(Data items)

◆ ◆ ◆ ◆

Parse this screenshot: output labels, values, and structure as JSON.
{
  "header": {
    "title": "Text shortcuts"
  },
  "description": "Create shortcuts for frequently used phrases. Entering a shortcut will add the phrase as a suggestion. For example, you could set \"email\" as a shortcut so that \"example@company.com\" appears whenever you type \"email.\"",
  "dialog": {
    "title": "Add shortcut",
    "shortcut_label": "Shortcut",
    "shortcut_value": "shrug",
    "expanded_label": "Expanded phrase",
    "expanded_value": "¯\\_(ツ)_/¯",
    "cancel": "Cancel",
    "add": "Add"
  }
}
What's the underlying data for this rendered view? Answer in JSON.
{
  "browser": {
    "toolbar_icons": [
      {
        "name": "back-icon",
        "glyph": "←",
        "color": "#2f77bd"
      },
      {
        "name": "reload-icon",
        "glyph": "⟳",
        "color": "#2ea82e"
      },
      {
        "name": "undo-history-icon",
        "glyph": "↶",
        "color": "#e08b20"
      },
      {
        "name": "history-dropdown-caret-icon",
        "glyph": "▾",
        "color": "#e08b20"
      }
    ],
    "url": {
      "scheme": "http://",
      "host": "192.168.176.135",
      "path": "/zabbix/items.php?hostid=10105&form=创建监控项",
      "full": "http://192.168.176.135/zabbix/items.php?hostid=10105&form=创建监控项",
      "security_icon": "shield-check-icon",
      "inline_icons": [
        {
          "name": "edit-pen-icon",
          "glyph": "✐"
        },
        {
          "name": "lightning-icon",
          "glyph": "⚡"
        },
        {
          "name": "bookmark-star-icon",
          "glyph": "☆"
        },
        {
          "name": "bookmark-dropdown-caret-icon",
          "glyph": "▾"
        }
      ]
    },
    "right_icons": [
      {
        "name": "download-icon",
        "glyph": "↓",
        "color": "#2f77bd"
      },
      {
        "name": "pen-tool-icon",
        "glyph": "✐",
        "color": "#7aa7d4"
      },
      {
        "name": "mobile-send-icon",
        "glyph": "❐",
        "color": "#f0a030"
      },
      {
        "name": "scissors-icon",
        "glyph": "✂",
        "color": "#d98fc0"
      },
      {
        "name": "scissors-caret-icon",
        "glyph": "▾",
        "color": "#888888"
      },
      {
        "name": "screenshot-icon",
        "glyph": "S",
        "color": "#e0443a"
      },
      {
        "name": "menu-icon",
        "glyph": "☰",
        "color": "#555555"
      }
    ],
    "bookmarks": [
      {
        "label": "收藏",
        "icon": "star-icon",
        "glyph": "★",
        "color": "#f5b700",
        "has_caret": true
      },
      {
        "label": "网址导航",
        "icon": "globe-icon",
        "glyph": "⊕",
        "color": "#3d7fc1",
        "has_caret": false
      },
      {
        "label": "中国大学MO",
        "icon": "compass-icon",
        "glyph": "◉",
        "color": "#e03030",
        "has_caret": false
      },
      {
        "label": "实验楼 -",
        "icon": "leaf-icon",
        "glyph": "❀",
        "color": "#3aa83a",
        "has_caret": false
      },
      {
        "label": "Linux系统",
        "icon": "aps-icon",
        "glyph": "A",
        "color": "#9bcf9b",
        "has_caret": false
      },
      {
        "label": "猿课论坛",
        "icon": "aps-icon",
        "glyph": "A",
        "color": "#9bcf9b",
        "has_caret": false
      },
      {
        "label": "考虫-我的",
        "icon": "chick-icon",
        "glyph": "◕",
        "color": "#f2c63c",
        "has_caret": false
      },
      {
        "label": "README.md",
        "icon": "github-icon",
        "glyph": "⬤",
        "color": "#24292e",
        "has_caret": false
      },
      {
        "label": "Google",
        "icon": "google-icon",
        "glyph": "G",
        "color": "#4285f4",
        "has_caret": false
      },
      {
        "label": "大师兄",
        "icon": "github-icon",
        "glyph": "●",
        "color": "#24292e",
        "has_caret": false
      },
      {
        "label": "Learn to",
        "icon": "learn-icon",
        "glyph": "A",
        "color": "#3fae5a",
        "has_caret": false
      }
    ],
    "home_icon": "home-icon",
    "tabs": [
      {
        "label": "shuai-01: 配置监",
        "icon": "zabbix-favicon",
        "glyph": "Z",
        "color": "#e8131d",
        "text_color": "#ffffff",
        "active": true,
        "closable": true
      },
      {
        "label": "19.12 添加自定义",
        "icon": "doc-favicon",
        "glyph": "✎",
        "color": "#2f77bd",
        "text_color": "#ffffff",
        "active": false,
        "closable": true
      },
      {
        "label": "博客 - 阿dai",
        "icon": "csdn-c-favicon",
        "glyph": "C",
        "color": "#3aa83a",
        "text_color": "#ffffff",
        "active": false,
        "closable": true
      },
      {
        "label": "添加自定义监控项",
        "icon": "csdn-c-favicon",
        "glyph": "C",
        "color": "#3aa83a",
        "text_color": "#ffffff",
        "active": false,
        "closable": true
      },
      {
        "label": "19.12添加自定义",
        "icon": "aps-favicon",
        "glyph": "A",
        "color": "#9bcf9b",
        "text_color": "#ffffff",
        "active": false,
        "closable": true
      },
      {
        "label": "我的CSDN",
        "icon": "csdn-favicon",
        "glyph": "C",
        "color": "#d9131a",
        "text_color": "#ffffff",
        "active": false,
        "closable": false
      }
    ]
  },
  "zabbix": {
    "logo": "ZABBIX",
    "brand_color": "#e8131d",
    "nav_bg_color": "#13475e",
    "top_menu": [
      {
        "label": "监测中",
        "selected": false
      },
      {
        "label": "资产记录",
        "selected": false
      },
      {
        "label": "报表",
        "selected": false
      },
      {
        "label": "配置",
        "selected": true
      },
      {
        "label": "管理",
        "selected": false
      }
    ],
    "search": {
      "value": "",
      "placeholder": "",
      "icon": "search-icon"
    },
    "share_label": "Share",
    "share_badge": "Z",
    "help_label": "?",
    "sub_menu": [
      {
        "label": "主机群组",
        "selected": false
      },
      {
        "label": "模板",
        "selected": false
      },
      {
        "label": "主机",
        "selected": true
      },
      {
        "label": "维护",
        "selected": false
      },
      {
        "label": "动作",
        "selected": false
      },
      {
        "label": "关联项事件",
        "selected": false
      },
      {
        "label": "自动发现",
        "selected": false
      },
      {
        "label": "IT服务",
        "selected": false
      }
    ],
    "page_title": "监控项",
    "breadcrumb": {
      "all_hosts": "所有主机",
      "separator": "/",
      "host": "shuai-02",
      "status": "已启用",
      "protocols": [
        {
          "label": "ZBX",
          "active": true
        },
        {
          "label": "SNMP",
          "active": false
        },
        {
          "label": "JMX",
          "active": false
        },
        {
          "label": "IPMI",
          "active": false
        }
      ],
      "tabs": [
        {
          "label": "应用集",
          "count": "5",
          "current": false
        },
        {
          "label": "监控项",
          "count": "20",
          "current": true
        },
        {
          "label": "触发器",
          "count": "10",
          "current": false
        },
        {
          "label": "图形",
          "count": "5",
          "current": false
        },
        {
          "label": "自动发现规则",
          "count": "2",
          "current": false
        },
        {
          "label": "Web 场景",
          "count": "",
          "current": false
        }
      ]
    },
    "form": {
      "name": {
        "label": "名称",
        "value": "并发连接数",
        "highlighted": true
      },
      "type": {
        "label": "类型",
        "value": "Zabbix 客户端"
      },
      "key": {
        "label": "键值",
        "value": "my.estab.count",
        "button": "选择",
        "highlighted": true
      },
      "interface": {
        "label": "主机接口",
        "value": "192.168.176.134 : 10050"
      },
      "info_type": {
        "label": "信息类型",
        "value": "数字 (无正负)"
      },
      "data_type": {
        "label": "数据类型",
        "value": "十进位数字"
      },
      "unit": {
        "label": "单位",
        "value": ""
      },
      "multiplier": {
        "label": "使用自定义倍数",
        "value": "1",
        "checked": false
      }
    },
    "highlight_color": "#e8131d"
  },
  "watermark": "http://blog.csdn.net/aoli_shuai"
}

◆ ◆ ◆ ◆

> **BRIEF**
All records above must be set down exactly, please.

> **CORRECT RESULT**
Parse this screenshot: output labels, values, and structure as JSON.
{
  "header": {
    "title": "Text shortcuts"
  },
  "description": "Create shortcuts for frequently used phrases. Entering a shortcut will add the phrase as a suggestion. For example, you could set \"email\" as a shortcut so that \"example@company.com\" appears whenever you type \"email.\"",
  "dialog": {
    "title": "Add shortcut",
    "shortcut_label": "Shortcut",
    "shortcut_value": "shrug",
    "expanded_label": "Expanded phrase",
    "expanded_value": "¯\\_(ツ)_/¯",
    "cancel": "Cancel",
    "add": "Add"
  }
}
What's the underlying data for this rendered view? Answer in JSON.
{
  "browser": {
    "toolbar_icons": [
      {
        "name": "back-icon",
        "glyph": "←",
        "color": "#2f77bd"
      },
      {
        "name": "reload-icon",
        "glyph": "⟳",
        "color": "#2ea82e"
      },
      {
        "name": "undo-history-icon",
        "glyph": "↶",
        "color": "#e08b20"
      },
      {
        "name": "history-dropdown-caret-icon",
        "glyph": "▾",
        "color": "#e08b20"
      }
    ],
    "url": {
      "scheme": "http://",
      "host": "192.168.176.135",
      "path": "/zabbix/items.php?hostid=10105&form=创建监控项",
      "full": "http://192.168.176.135/zabbix/items.php?hostid=10105&form=创建监控项",
      "security_icon": "shield-check-icon",
      "inline_icons": [
        {
          "name": "edit-pen-icon",
          "glyph": "✐"
        },
        {
          "name": "lightning-icon",
          "glyph": "⚡"
        },
        {
          "name": "bookmark-star-icon",
          "glyph": "☆"
        },
        {
          "name": "bookmark-dropdown-caret-icon",
          "glyph": "▾"
        }
      ]
    },
    "right_icons": [
      {
        "name": "download-icon",
        "glyph": "↓",
        "color": "#2f77bd"
      },
      {
        "name": "pen-tool-icon",
        "glyph": "✐",
        "color": "#7aa7d4"
      },
      {
        "name": "mobile-send-icon",
        "glyph": "❐",
        "color": "#f0a030"
      },
      {
        "name": "scissors-icon",
        "glyph": "✂",
        "color": "#d98fc0"
      },
      {
        "name": "scissors-caret-icon",
        "glyph": "▾",
        "color": "#888888"
      },
      {
        "name": "screenshot-icon",
        "glyph": "S",
        "color": "#e0443a"
      },
      {
        "name": "menu-icon",
        "glyph": "☰",
        "color": "#555555"
      }
    ],
    "bookmarks": [
      {
        "label": "收藏",
        "icon": "star-icon",
        "glyph": "★",
        "color": "#f5b700",
        "has_caret": true
      },
      {
        "label": "网址导航",
        "icon": "globe-icon",
        "glyph": "⊕",
        "color": "#3d7fc1",
        "has_caret": false
      },
      {
        "label": "中国大学MO",
        "icon": "compass-icon",
        "glyph": "◉",
        "color": "#e03030",
        "has_caret": false
      },
      {
        "label": "实验楼 -",
        "icon": "leaf-icon",
        "glyph": "❀",
        "color": "#3aa83a",
        "has_caret": false
      },
      {
        "label": "Linux系统",
        "icon": "aps-icon",
        "glyph": "A",
        "color": "#9bcf9b",
        "has_caret": false
      },
      {
        "label": "猿课论坛",
        "icon": "aps-icon",
        "glyph": "A",
        "color": "#9bcf9b",
        "has_caret": false
      },
      {
        "label": "考虫-我的",
        "icon": "chick-icon",
        "glyph": "◕",
        "color": "#f2c63c",
        "has_caret": false
      },
      {
        "label": "README.md",
        "icon": "github-icon",
        "glyph": "⬤",
        "color": "#24292e",
        "has_caret": false
      },
      {
        "label": "Google",
        "icon": "google-icon",
        "glyph": "G",
        "color": "#4285f4",
        "has_caret": false
      },
      {
        "label": "大师兄",
        "icon": "github-icon",
        "glyph": "●",
        "color": "#24292e",
        "has_caret": false
      },
      {
        "label": "Learn to",
        "icon": "learn-icon",
        "glyph": "A",
        "color": "#3fae5a",
        "has_caret": false
      }
    ],
    "home_icon": "home-icon",
    "tabs": [
      {
        "label": "shuai-01: 配置监",
        "icon": "zabbix-favicon",
        "glyph": "Z",
        "color": "#e8131d",
        "text_color": "#ffffff",
        "active": true,
        "closable": true
      },
      {
        "label": "19.12 添加自定义",
        "icon": "doc-favicon",
        "glyph": "✎",
        "color": "#2f77bd",
        "text_color": "#ffffff",
        "active": false,
        "closable": true
      },
      {
        "label": "博客 - 阿dai",
        "icon": "csdn-c-favicon",
        "glyph": "C",
        "color": "#3aa83a",
        "text_color": "#ffffff",
        "active": false,
        "closable": true
      },
      {
        "label": "添加自定义监控项",
        "icon": "csdn-c-favicon",
        "glyph": "C",
        "color": "#3aa83a",
        "text_color": "#ffffff",
        "active": false,
        "closable": true
      },
      {
        "label": "19.12添加自定义",
        "icon": "aps-favicon",
        "glyph": "A",
        "color": "#9bcf9b",
        "text_color": "#ffffff",
        "active": false,
        "closable": true
      },
      {
        "label": "我的CSDN",
        "icon": "csdn-favicon",
        "glyph": "C",
        "color": "#d9131a",
        "text_color": "#ffffff",
        "active": false,
        "closable": false
      }
    ]
  },
  "zabbix": {
    "logo": "ZABBIX",
    "brand_color": "#e8131d",
    "nav_bg_color": "#13475e",
    "top_menu": [
      {
        "label": "监测中",
        "selected": false
      },
      {
        "label": "资产记录",
        "selected": false
      },
      {
        "label": "报表",
        "selected": false
      },
      {
        "label": "配置",
        "selected": true
      },
      {
        "label": "管理",
        "selected": false
      }
    ],
    "search": {
      "value": "",
      "placeholder": "",
      "icon": "search-icon"
    },
    "share_label": "Share",
    "share_badge": "Z",
    "help_label": "?",
    "sub_menu": [
      {
        "label": "主机群组",
        "selected": false
      },
      {
        "label": "模板",
        "selected": false
      },
      {
        "label": "主机",
        "selected": true
      },
      {
        "label": "维护",
        "selected": false
      },
      {
        "label": "动作",
        "selected": false
      },
      {
        "label": "关联项事件",
        "selected": false
      },
      {
        "label": "自动发现",
        "selected": false
      },
      {
        "label": "IT服务",
        "selected": false
      }
    ],
    "page_title": "监控项",
    "breadcrumb": {
      "all_hosts": "所有主机",
      "separator": "/",
      "host": "shuai-02",
      "status": "已启用",
      "protocols": [
        {
          "label": "ZBX",
          "active": true
        },
        {
          "label": "SNMP",
          "active": false
        },
        {
          "label": "JMX",
          "active": false
        },
        {
          "label": "IPMI",
          "active": false
        }
      ],
      "tabs": [
        {
          "label": "应用集",
          "count": "5",
          "current": false
        },
        {
          "label": "监控项",
          "count": "20",
          "current": true
        },
        {
          "label": "触发器",
          "count": "10",
          "current": false
        },
        {
          "label": "图形",
          "count": "5",
          "current": false
        },
        {
          "label": "自动发现规则",
          "count": "2",
          "current": false
        },
        {
          "label": "Web 场景",
          "count": "",
          "current": false
        }
      ]
    },
    "form": {
      "name": {
        "label": "名称",
        "value": "并发连接数",
        "highlighted": true
      },
      "type": {
        "label": "类型",
        "value": "Zabbix 客户端"
      },
      "key": {
        "label": "键值",
        "value": "my.estab.count",
        "button": "选择",
        "highlighted": true
      },
      "interface": {
        "label": "主机接口",
        "value": "192.168.176.134 : 10050"
      },
      "info_type": {
        "label": "信息类型",
        "value": "数字 (无正负)"
      },
      "data_type": {
        "label": "数据类型",
        "value": "十进位数字"
      },
      "unit": {
        "label": "单位",
        "value": ""
      },
      "multiplier": {
        "label": "使用自定义倍数",
        "value": "1",
        "checked": false
      }
    },
    "highlight_color": "#e8131d"
  },
  "watermark": "http://blog.csdn.net/aoli_shuai"
}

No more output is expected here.